** START RECORDS SHOWN **

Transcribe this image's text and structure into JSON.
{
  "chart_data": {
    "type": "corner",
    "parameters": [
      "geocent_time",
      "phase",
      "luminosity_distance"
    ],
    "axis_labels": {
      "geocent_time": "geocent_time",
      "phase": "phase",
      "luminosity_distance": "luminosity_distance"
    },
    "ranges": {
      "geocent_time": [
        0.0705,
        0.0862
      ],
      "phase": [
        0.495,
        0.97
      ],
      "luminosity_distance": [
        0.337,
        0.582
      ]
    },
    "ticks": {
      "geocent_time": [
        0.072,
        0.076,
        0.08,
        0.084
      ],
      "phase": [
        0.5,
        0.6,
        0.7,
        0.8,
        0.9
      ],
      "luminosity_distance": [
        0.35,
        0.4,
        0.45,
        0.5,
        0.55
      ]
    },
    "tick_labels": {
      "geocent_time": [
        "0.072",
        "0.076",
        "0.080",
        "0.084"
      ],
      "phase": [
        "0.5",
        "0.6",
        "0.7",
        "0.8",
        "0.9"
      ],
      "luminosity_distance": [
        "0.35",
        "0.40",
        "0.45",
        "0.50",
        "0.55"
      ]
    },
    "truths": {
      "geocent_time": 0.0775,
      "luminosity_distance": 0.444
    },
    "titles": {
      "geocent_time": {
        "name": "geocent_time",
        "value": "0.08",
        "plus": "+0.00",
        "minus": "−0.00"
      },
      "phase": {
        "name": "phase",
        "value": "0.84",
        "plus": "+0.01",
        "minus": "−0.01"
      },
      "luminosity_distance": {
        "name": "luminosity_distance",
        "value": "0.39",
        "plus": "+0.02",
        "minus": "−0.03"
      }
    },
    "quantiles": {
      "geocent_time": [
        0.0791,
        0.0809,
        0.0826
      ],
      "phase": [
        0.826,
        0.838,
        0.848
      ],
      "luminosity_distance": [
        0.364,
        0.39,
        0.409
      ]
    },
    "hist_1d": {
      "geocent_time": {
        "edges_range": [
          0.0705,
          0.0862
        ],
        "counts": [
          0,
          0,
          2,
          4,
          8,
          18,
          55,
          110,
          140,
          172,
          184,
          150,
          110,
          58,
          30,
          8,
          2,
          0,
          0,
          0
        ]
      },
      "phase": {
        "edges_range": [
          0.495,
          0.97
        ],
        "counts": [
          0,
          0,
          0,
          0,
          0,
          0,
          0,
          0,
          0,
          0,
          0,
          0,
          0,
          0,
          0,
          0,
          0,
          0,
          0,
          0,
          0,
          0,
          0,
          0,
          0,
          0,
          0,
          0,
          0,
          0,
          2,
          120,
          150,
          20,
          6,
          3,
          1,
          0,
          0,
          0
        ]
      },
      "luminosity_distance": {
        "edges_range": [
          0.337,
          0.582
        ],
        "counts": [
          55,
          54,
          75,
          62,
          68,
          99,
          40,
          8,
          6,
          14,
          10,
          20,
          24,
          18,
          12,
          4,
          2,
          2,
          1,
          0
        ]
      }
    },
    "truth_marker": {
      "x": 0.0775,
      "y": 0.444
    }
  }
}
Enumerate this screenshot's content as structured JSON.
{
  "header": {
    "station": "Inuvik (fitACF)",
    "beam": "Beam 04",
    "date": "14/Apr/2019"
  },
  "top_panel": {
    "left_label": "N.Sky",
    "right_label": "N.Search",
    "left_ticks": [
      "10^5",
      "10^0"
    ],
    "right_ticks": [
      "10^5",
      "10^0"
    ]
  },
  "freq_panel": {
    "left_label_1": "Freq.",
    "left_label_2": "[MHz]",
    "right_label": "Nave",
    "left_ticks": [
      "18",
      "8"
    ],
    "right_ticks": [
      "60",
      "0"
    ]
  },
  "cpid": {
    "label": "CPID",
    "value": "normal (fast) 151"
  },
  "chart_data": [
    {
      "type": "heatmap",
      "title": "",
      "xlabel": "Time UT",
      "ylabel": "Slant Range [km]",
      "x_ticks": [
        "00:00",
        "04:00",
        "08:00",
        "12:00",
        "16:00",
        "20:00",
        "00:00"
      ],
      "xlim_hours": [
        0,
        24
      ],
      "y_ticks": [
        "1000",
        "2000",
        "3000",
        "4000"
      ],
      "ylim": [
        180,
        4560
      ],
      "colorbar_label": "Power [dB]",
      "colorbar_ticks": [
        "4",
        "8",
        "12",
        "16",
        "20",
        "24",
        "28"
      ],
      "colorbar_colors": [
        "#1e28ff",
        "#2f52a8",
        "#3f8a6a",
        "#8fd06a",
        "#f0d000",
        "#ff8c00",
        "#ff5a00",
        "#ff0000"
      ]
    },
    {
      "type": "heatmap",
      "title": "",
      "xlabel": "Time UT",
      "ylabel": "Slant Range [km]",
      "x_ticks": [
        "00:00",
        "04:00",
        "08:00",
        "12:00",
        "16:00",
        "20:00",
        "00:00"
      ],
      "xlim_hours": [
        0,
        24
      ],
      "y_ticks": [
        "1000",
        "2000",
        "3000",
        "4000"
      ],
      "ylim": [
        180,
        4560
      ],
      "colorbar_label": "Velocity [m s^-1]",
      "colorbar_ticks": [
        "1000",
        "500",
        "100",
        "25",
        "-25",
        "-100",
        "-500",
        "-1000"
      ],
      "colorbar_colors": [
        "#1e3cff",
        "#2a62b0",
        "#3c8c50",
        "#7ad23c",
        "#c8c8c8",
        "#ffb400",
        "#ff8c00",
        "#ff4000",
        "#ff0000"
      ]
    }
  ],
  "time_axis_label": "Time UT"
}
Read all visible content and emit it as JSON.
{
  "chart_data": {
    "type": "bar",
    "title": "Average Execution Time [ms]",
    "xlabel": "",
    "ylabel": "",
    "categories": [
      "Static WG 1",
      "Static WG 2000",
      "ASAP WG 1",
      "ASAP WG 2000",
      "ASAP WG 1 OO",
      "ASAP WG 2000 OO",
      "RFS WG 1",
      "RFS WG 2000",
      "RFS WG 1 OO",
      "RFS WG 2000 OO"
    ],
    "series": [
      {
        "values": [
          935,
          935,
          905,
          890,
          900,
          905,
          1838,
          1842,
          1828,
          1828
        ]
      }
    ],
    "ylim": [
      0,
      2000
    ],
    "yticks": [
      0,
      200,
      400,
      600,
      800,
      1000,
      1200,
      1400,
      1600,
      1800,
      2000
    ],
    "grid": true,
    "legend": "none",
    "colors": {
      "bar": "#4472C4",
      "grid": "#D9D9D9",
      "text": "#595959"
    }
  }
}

** END RECORDS SHOWN **

Set all of the entries down again, exactly as they were given.

Transcribe this image's text and structure into JSON.
{
  "chart_data": {
    "type": "corner",
    "parameters": [
      "geocent_time",
      "phase",
      "luminosity_distance"
    ],
    "axis_labels": {
      "geocent_time": "geocent_time",
      "phase": "phase",
      "luminosity_distance": "luminosity_distance"
    },
    "ranges": {
      "geocent_time": [
        0.0705,
        0.0862
      ],
      "phase": [
        0.495,
        0.97
      ],
      "luminosity_distance": [
        0.337,
        0.582
      ]
    },
    "ticks": {
      "geocent_time": [
        0.072,
        0.076,
        0.08,
        0.084
      ],
      "phase": [
        0.5,
        0.6,
        0.7,
        0.8,
        0.9
      ],
      "luminosity_distance": [
        0.35,
        0.4,
        0.45,
        0.5,
        0.55
      ]
    },
    "tick_labels": {
      "geocent_time": [
        "0.072",
        "0.076",
        "0.080",
        "0.084"
      ],
      "phase": [
        "0.5",
        "0.6",
        "0.7",
        "0.8",
        "0.9"
      ],
      "luminosity_distance": [
        "0.35",
        "0.40",
        "0.45",
        "0.50",
        "0.55"
      ]
    },
    "truths": {
      "geocent_time": 0.0775,
      "luminosity_distance": 0.444
    },
    "titles": {
      "geocent_time": {
        "name": "geocent_time",
        "value": "0.08",
        "plus": "+0.00",
        "minus": "−0.00"
      },
      "phase": {
        "name": "phase",
        "value": "0.84",
        "plus": "+0.01",
        "minus": "−0.01"
      },
      "luminosity_distance": {
        "name": "luminosity_distance",
        "value": "0.39",
        "plus": "+0.02",
        "minus": "−0.03"
      }
    },
    "quantiles": {
      "geocent_time": [
        0.0791,
        0.0809,
        0.0826
      ],
      "phase": [
        0.826,
        0.838,
        0.848
      ],
      "luminosity_distance": [
        0.364,
        0.39,
        0.409
      ]
    },
    "hist_1d": {
      "geocent_time": {
        "edges_range": [
          0.0705,
          0.0862
        ],
        "counts": [
          0,
          0,
          2,
          4,
          8,
          18,
          55,
          110,
          140,
          172,
          184,
          150,
          110,
          58,
          30,
          8,
          2,
          0,
          0,
          0
        ]
      },
      "phase": {
        "edges_range": [
          0.495,
          0.97
        ],
        "counts": [
          0,
          0,
          0,
          0,
          0,
          0,
          0,
          0,
          0,
          0,
          0,
          0,
          0,
          0,
          0,
          0,
          0,
          0,
          0,
          0,
          0,
          0,
          0,
          0,
          0,
          0,
          0,
          0,
          0,
          0,
          2,
          120,
          150,
          20,
          6,
          3,
          1,
          0,
          0,
          0
        ]
      },
      "luminosity_distance": {
        "edges_range": [
          0.337,
          0.582
        ],
        "counts": [
          55,
          54,
          75,
          62,
          68,
          99,
          40,
          8,
          6,
          14,
          10,
          20,
          24,
          18,
          12,
          4,
          2,
          2,
          1,
          0
        ]
      }
    },
    "truth_marker": {
      "x": 0.0775,
      "y": 0.444
    }
  }
}
Enumerate this screenshot's content as structured JSON.
{
  "header": {
    "station": "Inuvik (fitACF)",
    "beam": "Beam 04",
    "date": "14/Apr/2019"
  },
  "top_panel": {
    "left_label": "N.Sky",
    "right_label": "N.Search",
    "left_ticks": [
      "10^5",
      "10^0"
    ],
    "right_ticks": [
      "10^5",
      "10^0"
    ]
  },
  "freq_panel": {
    "left_label_1": "Freq.",
    "left_label_2": "[MHz]",
    "right_label": "Nave",
    "left_ticks": [
      "18",
      "8"
    ],
    "right_ticks": [
      "60",
      "0"
    ]
  },
  "cpid": {
    "label": "CPID",
    "value": "normal (fast) 151"
  },
  "chart_data": [
    {
      "type": "heatmap",
      "title": "",
      "xlabel": "Time UT",
      "ylabel": "Slant Range [km]",
      "x_ticks": [
        "00:00",
        "04:00",
        "08:00",
        "12:00",
        "16:00",
        "20:00",
        "00:00"
      ],
      "xlim_hours": [
        0,
        24
      ],
      "y_ticks": [
        "1000",
        "2000",
        "3000",
        "4000"
      ],
      "ylim": [
        180,
        4560
      ],
      "colorbar_label": "Power [dB]",
      "colorbar_ticks": [
        "4",
        "8",
        "12",
        "16",
        "20",
        "24",
        "28"
      ],
      "colorbar_colors": [
        "#1e28ff",
        "#2f52a8",
        "#3f8a6a",
        "#8fd06a",
        "#f0d000",
        "#ff8c00",
        "#ff5a00",
        "#ff0000"
      ]
    },
    {
      "type": "heatmap",
      "title": "",
      "xlabel": "Time UT",
      "ylabel": "Slant Range [km]",
      "x_ticks": [
        "00:00",
        "04:00",
        "08:00",
        "12:00",
        "16:00",
        "20:00",
        "00:00"
      ],
      "xlim_hours": [
        0,
        24
      ],
      "y_ticks": [
        "1000",
        "2000",
        "3000",
        "4000"
      ],
      "ylim": [
        180,
        4560
      ],
      "colorbar_label": "Velocity [m s^-1]",
      "colorbar_ticks": [
        "1000",
        "500",
        "100",
        "25",
        "-25",
        "-100",
        "-500",
        "-1000"
      ],
      "colorbar_colors": [
        "#1e3cff",
        "#2a62b0",
        "#3c8c50",
        "#7ad23c",
        "#c8c8c8",
        "#ffb400",
        "#ff8c00",
        "#ff4000",
        "#ff0000"
      ]
    }
  ],
  "time_axis_label": "Time UT"
}
Read all visible content and emit it as JSON.
{
  "chart_data": {
    "type": "bar",
    "title": "Average Execution Time [ms]",
    "xlabel": "",
    "ylabel": "",
    "categories": [
      "Static WG 1",
      "Static WG 2000",
      "ASAP WG 1",
      "ASAP WG 2000",
      "ASAP WG 1 OO",
      "ASAP WG 2000 OO",
      "RFS WG 1",
      "RFS WG 2000",
      "RFS WG 1 OO",
      "RFS WG 2000 OO"
    ],
    "series": [
      {
        "values": [
          935,
          935,
          905,
          890,
          900,
          905,
          1838,
          1842,
          1828,
          1828
        ]
      }
    ],
    "ylim": [
      0,
      2000
    ],
    "yticks": [
      0,
      200,
      400,
      600,
      800,
      1000,
      1200,
      1400,
      1600,
      1800,
      2000
    ],
    "grid": true,
    "legend": "none",
    "colors": {
      "bar": "#4472C4",
      "grid": "#D9D9D9",
      "text": "#595959"
    }
  }
}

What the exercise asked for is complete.